- EXERCISE PROMPT -
Reproduce the data that follows in its entirety, character for character.

[Excerpt from a dataset]

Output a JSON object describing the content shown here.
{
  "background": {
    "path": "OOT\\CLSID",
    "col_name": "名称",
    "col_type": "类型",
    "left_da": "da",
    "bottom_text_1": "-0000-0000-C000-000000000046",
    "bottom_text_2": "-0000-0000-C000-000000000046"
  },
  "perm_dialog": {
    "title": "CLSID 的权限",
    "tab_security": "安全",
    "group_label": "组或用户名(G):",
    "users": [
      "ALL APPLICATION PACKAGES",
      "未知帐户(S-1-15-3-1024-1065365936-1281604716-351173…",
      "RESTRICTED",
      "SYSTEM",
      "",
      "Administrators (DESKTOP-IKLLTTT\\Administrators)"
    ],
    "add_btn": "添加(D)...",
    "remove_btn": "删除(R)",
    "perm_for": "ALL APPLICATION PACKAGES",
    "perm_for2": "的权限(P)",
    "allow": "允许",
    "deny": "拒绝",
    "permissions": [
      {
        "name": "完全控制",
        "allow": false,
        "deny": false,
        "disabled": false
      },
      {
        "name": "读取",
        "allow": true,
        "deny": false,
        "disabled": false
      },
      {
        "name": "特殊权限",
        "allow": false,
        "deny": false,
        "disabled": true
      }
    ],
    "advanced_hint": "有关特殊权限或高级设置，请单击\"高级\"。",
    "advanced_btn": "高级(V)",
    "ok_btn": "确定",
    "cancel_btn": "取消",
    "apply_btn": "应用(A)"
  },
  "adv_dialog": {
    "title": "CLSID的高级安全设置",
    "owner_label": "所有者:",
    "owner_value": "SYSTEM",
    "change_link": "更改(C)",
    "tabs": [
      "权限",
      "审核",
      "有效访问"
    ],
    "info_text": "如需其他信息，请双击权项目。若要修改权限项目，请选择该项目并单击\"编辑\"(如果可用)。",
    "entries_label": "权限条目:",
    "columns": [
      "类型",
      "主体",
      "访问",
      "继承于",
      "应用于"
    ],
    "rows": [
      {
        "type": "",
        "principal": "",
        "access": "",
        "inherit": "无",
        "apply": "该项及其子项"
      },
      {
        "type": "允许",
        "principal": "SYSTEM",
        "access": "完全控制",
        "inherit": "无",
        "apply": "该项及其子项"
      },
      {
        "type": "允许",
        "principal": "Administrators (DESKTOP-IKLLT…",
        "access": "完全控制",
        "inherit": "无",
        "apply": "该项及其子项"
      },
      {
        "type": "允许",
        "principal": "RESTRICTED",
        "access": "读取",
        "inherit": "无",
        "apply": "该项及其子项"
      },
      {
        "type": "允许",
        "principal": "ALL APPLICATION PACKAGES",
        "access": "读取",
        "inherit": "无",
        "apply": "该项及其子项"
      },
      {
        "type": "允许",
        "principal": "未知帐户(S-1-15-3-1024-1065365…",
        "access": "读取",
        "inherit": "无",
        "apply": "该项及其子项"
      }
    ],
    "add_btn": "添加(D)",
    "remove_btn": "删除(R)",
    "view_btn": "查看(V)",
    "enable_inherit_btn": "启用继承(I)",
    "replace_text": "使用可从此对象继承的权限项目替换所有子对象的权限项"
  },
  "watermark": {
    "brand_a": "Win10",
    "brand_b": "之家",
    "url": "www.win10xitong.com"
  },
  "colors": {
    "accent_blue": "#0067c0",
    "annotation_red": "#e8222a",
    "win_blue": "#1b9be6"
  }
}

- COMPLETE OUTPUT -
Output a JSON object describing the content shown here.
{
  "background": {
    "path": "OOT\\CLSID",
    "col_name": "名称",
    "col_type": "类型",
    "left_da": "da",
    "bottom_text_1": "-0000-0000-C000-000000000046",
    "bottom_text_2": "-0000-0000-C000-000000000046"
  },
  "perm_dialog": {
    "title": "CLSID 的权限",
    "tab_security": "安全",
    "group_label": "组或用户名(G):",
    "users": [
      "ALL APPLICATION PACKAGES",
      "未知帐户(S-1-15-3-1024-1065365936-1281604716-351173…",
      "RESTRICTED",
      "SYSTEM",
      "",
      "Administrators (DESKTOP-IKLLTTT\\Administrators)"
    ],
    "add_btn": "添加(D)...",
    "remove_btn": "删除(R)",
    "perm_for": "ALL APPLICATION PACKAGES",
    "perm_for2": "的权限(P)",
    "allow": "允许",
    "deny": "拒绝",
    "permissions": [
      {
        "name": "完全控制",
        "allow": false,
        "deny": false,
        "disabled": false
      },
      {
        "name": "读取",
        "allow": true,
        "deny": false,
        "disabled": false
      },
      {
        "name": "特殊权限",
        "allow": false,
        "deny": false,
        "disabled": true
      }
    ],
    "advanced_hint": "有关特殊权限或高级设置，请单击\"高级\"。",
    "advanced_btn": "高级(V)",
    "ok_btn": "确定",
    "cancel_btn": "取消",
    "apply_btn": "应用(A)"
  },
  "adv_dialog": {
    "title": "CLSID的高级安全设置",
    "owner_label": "所有者:",
    "owner_value": "SYSTEM",
    "change_link": "更改(C)",
    "tabs": [
      "权限",
      "审核",
      "有效访问"
    ],
    "info_text": "如需其他信息，请双击权项目。若要修改权限项目，请选择该项目并单击\"编辑\"(如果可用)。",
    "entries_label": "权限条目:",
    "columns": [
      "类型",
      "主体",
      "访问",
      "继承于",
      "应用于"
    ],
    "rows": [
      {
        "type": "",
        "principal": "",
        "access": "",
        "inherit": "无",
        "apply": "该项及其子项"
      },
      {
        "type": "允许",
        "principal": "SYSTEM",
        "access": "完全控制",
        "inherit": "无",
        "apply": "该项及其子项"
      },
      {
        "type": "允许",
        "principal": "Administrators (DESKTOP-IKLLT…",
        "access": "完全控制",
        "inherit": "无",
        "apply": "该项及其子项"
      },
      {
        "type": "允许",
        "principal": "RESTRICTED",
        "access": "读取",
        "inherit": "无",
        "apply": "该项及其子项"
      },
      {
        "type": "允许",
        "principal": "ALL APPLICATION PACKAGES",
        "access": "读取",
        "inherit": "无",
        "apply": "该项及其子项"
      },
      {
        "type": "允许",
        "principal": "未知帐户(S-1-15-3-1024-1065365…",
        "access": "读取",
        "inherit": "无",
        "apply": "该项及其子项"
      }
    ],
    "add_btn": "添加(D)",
    "remove_btn": "删除(R)",
    "view_btn": "查看(V)",
    "enable_inherit_btn": "启用继承(I)",
    "replace_text": "使用可从此对象继承的权限项目替换所有子对象的权限项"
  },
  "watermark": {
    "brand_a": "Win10",
    "brand_b": "之家",
    "url": "www.win10xitong.com"
  },
  "colors": {
    "accent_blue": "#0067c0",
    "annotation_red": "#e8222a",
    "win_blue": "#1b9be6"
  }
}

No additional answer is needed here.